▸ **TO DO**: Rewrite the stretch of the benchmarking standards text below that begins with the words "Performance & Benchmarking" and ends with "20% for I/O)", replacing "Criterion.rs" with "the Criterion crate" wherever it appears.

▸ **SELECTION**:

━━━━━━━━

AgentSkillsCN

Performance And Benchmarking Standards

性能与基准测试标准

SKILL.md

priority: high

Performance & Benchmarking Standards

Criterion.rs · Flamegraph profiling · CI regression detection · Zero-copy optimization

Benchmarking Framework

  • Criterion.rs: Primary benchmark framework for Rust; use for all performance-critical paths
  • Benchmarks in benches/ directory with naming: <module>_bench.rs
  • Track latency (mean, std dev), throughput, memory allocations; save baseline results
  • Comparative benchmarks: always include regression detection (Criterion's default); set meaningful thresholds (5-10% for normal ops, 20% for I/O)

━━━━━━━━

▸ **INFORMATION SUPPLIED**:

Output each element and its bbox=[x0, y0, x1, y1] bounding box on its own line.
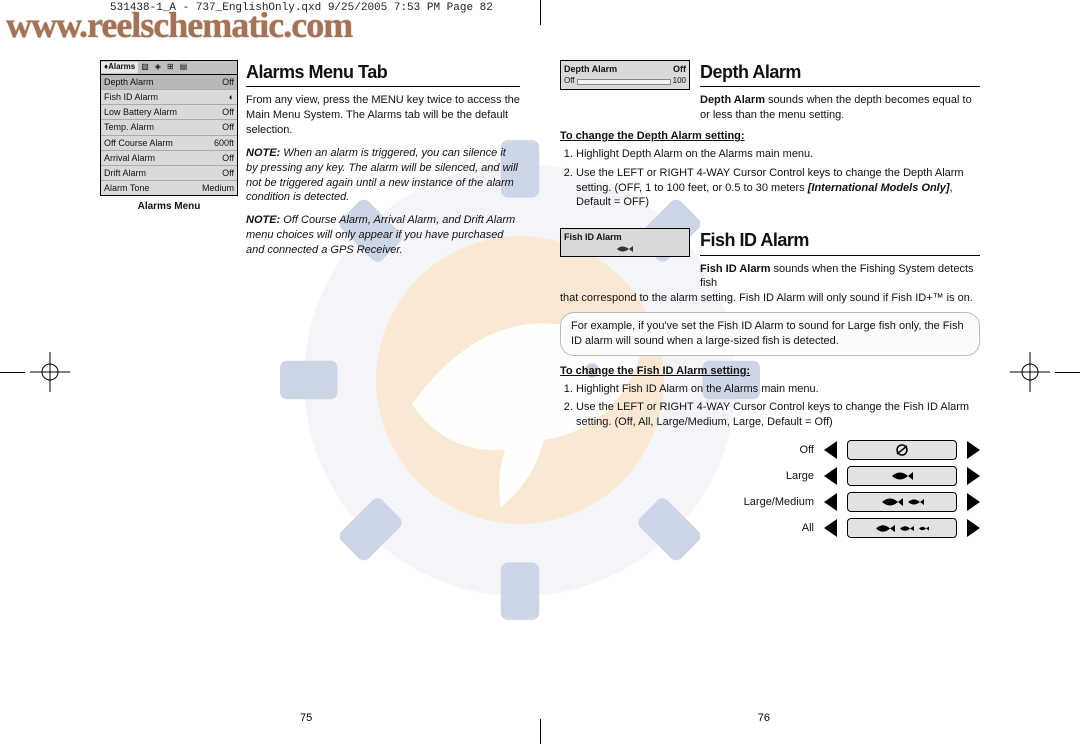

━━━━━━━━

▸ **CORRECT OUTPUT**:
Performance & Benchmarking Standards

the Criterion crate · Flamegraph profiling · CI regression detection · Zero-copy optimization

Benchmarking Framework

  • the Criterion crate: Primary benchmark framework for Rust; use for all performance-critical paths
  • Benchmarks in benches/ directory with naming: <module>_bench.rs
  • Track latency (mean, std dev), throughput, memory allocations; save baseline results
  • Comparative benchmarks: always include regression detection (Criterion's default); set meaningful thresholds (5-10% for normal ops, 20% for I/O)